- Do this:
Pull each line holding the word "shown" from the data.

A run of records

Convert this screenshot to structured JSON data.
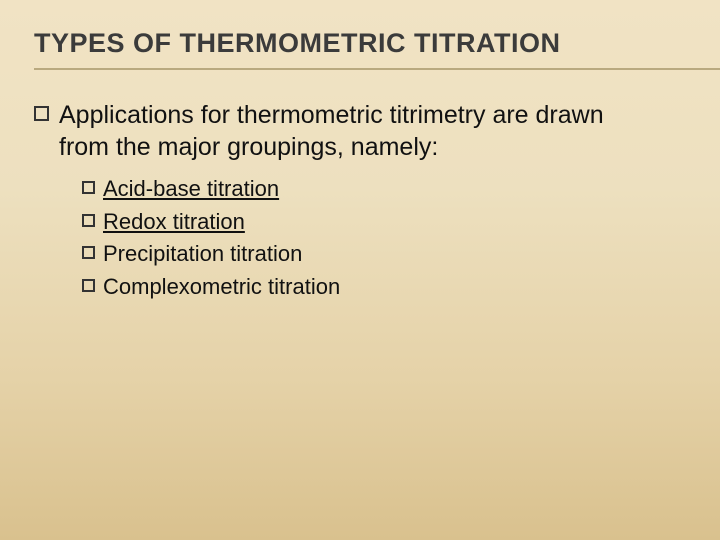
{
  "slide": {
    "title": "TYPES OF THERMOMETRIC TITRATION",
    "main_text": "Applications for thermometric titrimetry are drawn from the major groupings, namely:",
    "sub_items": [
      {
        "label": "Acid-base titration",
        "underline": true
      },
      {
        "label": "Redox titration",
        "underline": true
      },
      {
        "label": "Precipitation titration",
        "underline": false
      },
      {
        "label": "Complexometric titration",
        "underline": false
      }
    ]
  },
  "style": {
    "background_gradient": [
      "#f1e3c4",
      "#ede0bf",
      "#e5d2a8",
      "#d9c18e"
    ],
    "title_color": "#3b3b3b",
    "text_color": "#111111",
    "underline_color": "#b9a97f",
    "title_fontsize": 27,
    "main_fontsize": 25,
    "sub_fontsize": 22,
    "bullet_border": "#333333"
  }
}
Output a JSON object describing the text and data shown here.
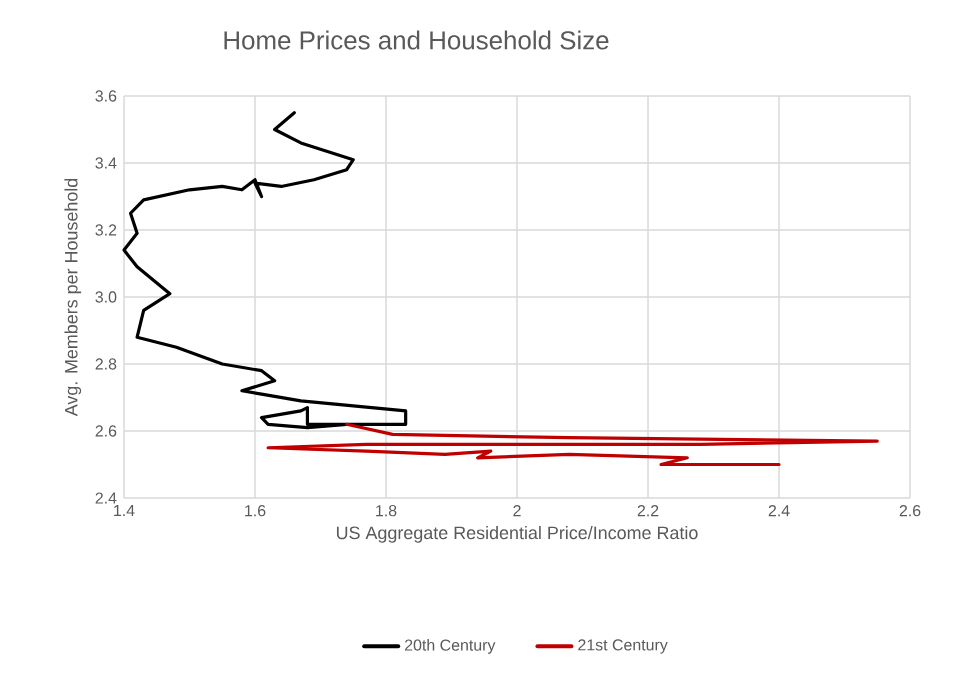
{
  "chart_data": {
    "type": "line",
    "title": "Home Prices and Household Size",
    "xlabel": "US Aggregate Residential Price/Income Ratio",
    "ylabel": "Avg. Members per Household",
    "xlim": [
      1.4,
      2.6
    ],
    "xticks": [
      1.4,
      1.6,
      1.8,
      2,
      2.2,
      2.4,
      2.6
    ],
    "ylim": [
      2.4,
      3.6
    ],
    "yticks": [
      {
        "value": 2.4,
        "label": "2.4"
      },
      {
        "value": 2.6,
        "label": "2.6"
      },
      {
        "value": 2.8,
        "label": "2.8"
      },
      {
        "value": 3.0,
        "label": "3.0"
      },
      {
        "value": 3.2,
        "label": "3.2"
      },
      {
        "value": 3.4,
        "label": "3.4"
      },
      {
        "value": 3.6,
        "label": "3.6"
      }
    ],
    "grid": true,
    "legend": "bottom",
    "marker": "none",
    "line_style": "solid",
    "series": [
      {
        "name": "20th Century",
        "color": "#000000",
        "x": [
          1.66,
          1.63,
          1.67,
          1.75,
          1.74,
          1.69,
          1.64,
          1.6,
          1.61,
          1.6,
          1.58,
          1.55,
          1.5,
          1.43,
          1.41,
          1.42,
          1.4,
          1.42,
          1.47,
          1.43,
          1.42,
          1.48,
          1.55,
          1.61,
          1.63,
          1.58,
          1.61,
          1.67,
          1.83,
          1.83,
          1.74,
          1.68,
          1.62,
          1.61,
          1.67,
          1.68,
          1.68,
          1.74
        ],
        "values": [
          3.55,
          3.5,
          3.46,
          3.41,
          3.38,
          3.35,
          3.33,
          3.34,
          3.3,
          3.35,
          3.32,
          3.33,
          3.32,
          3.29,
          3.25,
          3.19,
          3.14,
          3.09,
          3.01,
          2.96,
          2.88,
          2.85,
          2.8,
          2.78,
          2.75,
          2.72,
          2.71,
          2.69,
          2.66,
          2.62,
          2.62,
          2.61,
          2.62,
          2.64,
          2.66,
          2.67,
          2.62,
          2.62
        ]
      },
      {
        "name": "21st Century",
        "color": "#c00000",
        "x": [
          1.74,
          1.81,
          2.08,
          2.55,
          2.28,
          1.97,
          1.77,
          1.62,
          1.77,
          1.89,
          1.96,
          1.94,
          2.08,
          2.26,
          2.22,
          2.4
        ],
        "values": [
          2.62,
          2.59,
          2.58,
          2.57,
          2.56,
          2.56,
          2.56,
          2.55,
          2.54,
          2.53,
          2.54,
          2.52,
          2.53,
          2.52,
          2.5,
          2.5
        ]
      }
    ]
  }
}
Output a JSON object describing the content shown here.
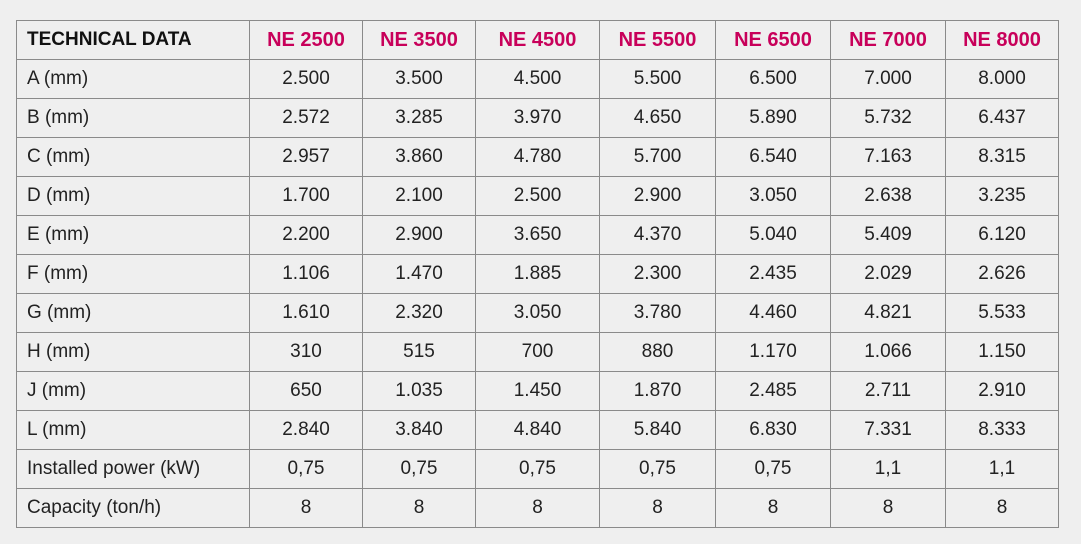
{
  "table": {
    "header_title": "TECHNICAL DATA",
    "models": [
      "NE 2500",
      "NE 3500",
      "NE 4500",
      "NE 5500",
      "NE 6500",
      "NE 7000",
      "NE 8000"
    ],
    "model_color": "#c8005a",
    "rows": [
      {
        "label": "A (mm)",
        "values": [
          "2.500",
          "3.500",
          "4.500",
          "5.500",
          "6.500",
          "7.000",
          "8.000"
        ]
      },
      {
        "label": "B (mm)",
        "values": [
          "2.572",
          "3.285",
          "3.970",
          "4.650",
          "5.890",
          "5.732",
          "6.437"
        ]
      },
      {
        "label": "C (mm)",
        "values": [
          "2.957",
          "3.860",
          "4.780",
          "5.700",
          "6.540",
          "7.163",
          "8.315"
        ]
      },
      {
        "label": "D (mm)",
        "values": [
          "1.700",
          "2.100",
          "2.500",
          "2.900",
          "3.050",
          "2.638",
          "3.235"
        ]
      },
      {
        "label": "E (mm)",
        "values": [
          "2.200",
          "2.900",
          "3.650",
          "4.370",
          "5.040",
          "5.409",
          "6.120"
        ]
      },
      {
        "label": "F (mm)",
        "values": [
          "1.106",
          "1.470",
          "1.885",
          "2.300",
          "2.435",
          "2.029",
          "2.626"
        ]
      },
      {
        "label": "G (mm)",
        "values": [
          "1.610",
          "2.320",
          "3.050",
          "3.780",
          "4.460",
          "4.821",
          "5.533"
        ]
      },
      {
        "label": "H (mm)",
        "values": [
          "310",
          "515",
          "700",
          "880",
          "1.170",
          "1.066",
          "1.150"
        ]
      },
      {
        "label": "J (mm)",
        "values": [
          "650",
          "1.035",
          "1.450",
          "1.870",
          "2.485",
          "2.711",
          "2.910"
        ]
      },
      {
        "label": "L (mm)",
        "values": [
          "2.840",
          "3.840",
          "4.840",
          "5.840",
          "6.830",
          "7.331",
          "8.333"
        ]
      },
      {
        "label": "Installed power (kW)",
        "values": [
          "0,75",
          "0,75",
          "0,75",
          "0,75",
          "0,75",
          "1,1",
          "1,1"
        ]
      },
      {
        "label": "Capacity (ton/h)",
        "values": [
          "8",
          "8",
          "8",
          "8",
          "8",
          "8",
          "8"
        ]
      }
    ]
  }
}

- Result of the task:
Output a JSON object describing the text and data shown here.
Output a JSON object describing the content shown here.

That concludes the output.